----- ITEMS -----

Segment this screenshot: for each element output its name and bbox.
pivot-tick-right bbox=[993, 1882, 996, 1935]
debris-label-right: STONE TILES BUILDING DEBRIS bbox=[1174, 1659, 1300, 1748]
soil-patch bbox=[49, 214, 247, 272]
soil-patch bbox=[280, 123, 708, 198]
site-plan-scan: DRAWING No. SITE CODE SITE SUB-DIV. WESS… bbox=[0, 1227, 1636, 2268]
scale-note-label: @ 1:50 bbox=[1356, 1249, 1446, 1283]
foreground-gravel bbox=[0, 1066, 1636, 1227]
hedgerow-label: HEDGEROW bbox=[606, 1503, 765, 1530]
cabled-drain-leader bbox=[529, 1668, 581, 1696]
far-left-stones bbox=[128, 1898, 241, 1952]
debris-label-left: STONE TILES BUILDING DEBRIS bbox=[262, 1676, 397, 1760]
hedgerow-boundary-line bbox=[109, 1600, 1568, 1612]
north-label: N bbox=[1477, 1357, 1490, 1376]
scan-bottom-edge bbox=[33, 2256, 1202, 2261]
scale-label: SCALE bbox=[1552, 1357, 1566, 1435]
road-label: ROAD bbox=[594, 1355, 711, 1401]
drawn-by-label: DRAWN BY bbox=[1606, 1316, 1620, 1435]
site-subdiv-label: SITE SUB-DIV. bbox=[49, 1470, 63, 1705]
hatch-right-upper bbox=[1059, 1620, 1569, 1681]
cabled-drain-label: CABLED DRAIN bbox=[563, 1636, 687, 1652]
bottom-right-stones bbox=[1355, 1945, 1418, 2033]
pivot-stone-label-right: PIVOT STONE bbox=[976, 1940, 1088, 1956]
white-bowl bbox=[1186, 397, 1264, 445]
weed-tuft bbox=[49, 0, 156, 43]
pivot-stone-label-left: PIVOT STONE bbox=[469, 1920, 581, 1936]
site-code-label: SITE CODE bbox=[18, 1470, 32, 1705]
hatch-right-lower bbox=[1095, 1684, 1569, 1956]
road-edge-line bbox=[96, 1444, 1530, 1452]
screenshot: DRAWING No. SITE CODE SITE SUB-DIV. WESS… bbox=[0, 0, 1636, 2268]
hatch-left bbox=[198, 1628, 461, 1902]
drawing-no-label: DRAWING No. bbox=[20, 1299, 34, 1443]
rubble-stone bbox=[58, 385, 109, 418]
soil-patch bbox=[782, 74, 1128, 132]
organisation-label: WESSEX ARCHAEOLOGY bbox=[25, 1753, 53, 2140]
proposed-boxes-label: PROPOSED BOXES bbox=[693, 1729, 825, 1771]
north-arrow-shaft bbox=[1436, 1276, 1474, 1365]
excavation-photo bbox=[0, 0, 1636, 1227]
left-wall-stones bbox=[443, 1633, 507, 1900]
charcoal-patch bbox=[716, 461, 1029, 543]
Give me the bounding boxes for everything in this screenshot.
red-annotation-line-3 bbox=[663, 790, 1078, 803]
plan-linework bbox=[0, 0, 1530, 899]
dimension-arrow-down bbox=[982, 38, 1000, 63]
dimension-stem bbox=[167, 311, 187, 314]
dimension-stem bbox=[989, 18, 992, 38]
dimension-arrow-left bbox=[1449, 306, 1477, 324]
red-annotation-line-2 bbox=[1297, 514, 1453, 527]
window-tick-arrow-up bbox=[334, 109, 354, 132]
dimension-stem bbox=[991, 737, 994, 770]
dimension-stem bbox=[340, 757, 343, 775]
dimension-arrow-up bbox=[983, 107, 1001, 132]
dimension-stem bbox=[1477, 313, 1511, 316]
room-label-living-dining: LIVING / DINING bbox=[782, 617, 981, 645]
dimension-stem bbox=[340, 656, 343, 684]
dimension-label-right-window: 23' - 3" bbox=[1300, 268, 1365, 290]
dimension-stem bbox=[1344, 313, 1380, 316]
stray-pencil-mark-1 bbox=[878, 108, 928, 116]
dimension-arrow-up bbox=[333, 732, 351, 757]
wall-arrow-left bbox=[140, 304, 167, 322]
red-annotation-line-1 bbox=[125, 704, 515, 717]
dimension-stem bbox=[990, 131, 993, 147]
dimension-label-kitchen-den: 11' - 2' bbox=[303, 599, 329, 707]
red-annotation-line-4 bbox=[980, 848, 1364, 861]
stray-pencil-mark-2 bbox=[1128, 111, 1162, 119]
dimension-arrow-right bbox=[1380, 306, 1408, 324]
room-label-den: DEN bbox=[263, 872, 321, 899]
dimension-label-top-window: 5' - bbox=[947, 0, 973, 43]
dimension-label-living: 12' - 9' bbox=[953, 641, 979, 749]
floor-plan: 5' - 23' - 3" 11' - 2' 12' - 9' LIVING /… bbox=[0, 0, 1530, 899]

-----

Rewrite every line of the data above as a Markdown table with the columns "Row" and "Data line", numbering the rows in order and omitting any blank lines.

» **TASK OUTPUT**
| Row | Data line |
|---|---|
| 1 | Segment this screenshot: for each element output its name and bbox. |
| 2 | pivot-tick-right bbox=[993, 1882, 996, 1935] |
| 3 | debris-label-right: STONE TILES BUILDING DEBRIS bbox=[1174, 1659, 1300, 1748] |
| 4 | soil-patch bbox=[49, 214, 247, 272] |
| 5 | soil-patch bbox=[280, 123, 708, 198] |
| 6 | site-plan-scan: DRAWING No. SITE CODE SITE SUB-DIV. WESS… bbox=[0, 1227, 1636, 2268] |
| 7 | scale-note-label: @ 1:50 bbox=[1356, 1249, 1446, 1283] |
| 8 | foreground-gravel bbox=[0, 1066, 1636, 1227] |
| 9 | hedgerow-label: HEDGEROW bbox=[606, 1503, 765, 1530] |
| 10 | cabled-drain-leader bbox=[529, 1668, 581, 1696] |
| 11 | far-left-stones bbox=[128, 1898, 241, 1952] |
| 12 | debris-label-left: STONE TILES BUILDING DEBRIS bbox=[262, 1676, 397, 1760] |
| 13 | hedgerow-boundary-line bbox=[109, 1600, 1568, 1612] |
| 14 | north-label: N bbox=[1477, 1357, 1490, 1376] |
| 15 | scan-bottom-edge bbox=[33, 2256, 1202, 2261] |
| 16 | scale-label: SCALE bbox=[1552, 1357, 1566, 1435] |
| 17 | road-label: ROAD bbox=[594, 1355, 711, 1401] |
| 18 | drawn-by-label: DRAWN BY bbox=[1606, 1316, 1620, 1435] |
| 19 | site-subdiv-label: SITE SUB-DIV. bbox=[49, 1470, 63, 1705] |
| 20 | hatch-right-upper bbox=[1059, 1620, 1569, 1681] |
| 21 | cabled-drain-label: CABLED DRAIN bbox=[563, 1636, 687, 1652] |
| 22 | bottom-right-stones bbox=[1355, 1945, 1418, 2033] |
| 23 | pivot-stone-label-right: PIVOT STONE bbox=[976, 1940, 1088, 1956] |
| 24 | white-bowl bbox=[1186, 397, 1264, 445] |
| 25 | weed-tuft bbox=[49, 0, 156, 43] |
| 26 | pivot-stone-label-left: PIVOT STONE bbox=[469, 1920, 581, 1936] |
| 27 | site-code-label: SITE CODE bbox=[18, 1470, 32, 1705] |
| 28 | hatch-right-lower bbox=[1095, 1684, 1569, 1956] |
| 29 | road-edge-line bbox=[96, 1444, 1530, 1452] |
| 30 | screenshot: DRAWING No. SITE CODE SITE SUB-DIV. WESS… bbox=[0, 0, 1636, 2268] |
| 31 | hatch-left bbox=[198, 1628, 461, 1902] |
| 32 | drawing-no-label: DRAWING No. bbox=[20, 1299, 34, 1443] |
| 33 | rubble-stone bbox=[58, 385, 109, 418] |
| 34 | soil-patch bbox=[782, 74, 1128, 132] |
| 35 | organisation-label: WESSEX ARCHAEOLOGY bbox=[25, 1753, 53, 2140] |
| 36 | proposed-boxes-label: PROPOSED BOXES bbox=[693, 1729, 825, 1771] |
| 37 | north-arrow-shaft bbox=[1436, 1276, 1474, 1365] |
| 38 | excavation-photo bbox=[0, 0, 1636, 1227] |
| 39 | left-wall-stones bbox=[443, 1633, 507, 1900] |
| 40 | charcoal-patch bbox=[716, 461, 1029, 543] |
| 41 | Give me the bounding boxes for everything in this screenshot. |
| 42 | red-annotation-line-3 bbox=[663, 790, 1078, 803] |
| 43 | plan-linework bbox=[0, 0, 1530, 899] |
| 44 | dimension-arrow-down bbox=[982, 38, 1000, 63] |
| 45 | dimension-stem bbox=[167, 311, 187, 314] |
| 46 | dimension-stem bbox=[989, 18, 992, 38] |
| 47 | dimension-arrow-left bbox=[1449, 306, 1477, 324] |
| 48 | red-annotation-line-2 bbox=[1297, 514, 1453, 527] |
| 49 | window-tick-arrow-up bbox=[334, 109, 354, 132] |
| 50 | dimension-stem bbox=[991, 737, 994, 770] |
| 51 | dimension-stem bbox=[340, 757, 343, 775] |
| 52 | dimension-arrow-up bbox=[983, 107, 1001, 132] |
| 53 | dimension-stem bbox=[1477, 313, 1511, 316] |
| 54 | room-label-living-dining: LIVING / DINING bbox=[782, 617, 981, 645] |
| 55 | dimension-stem bbox=[340, 656, 343, 684] |
| 56 | dimension-label-right-window: 23' - 3" bbox=[1300, 268, 1365, 290] |
| 57 | dimension-stem bbox=[1344, 313, 1380, 316] |
| 58 | stray-pencil-mark-1 bbox=[878, 108, 928, 116] |
| 59 | dimension-arrow-up bbox=[333, 732, 351, 757] |
| 60 | wall-arrow-left bbox=[140, 304, 167, 322] |
| 61 | red-annotation-line-1 bbox=[125, 704, 515, 717] |
| 62 | dimension-stem bbox=[990, 131, 993, 147] |
| 63 | dimension-label-kitchen-den: 11' - 2' bbox=[303, 599, 329, 707] |
| 64 | red-annotation-line-4 bbox=[980, 848, 1364, 861] |
| 65 | stray-pencil-mark-2 bbox=[1128, 111, 1162, 119] |
| 66 | dimension-arrow-right bbox=[1380, 306, 1408, 324] |
| 67 | room-label-den: DEN bbox=[263, 872, 321, 899] |
| 68 | dimension-label-top-window: 5' - bbox=[947, 0, 973, 43] |
| 69 | dimension-label-living: 12' - 9' bbox=[953, 641, 979, 749] |
| 70 | floor-plan: 5' - 23' - 3" 11' - 2' 12' - 9' LIVING /… bbox=[0, 0, 1530, 899] |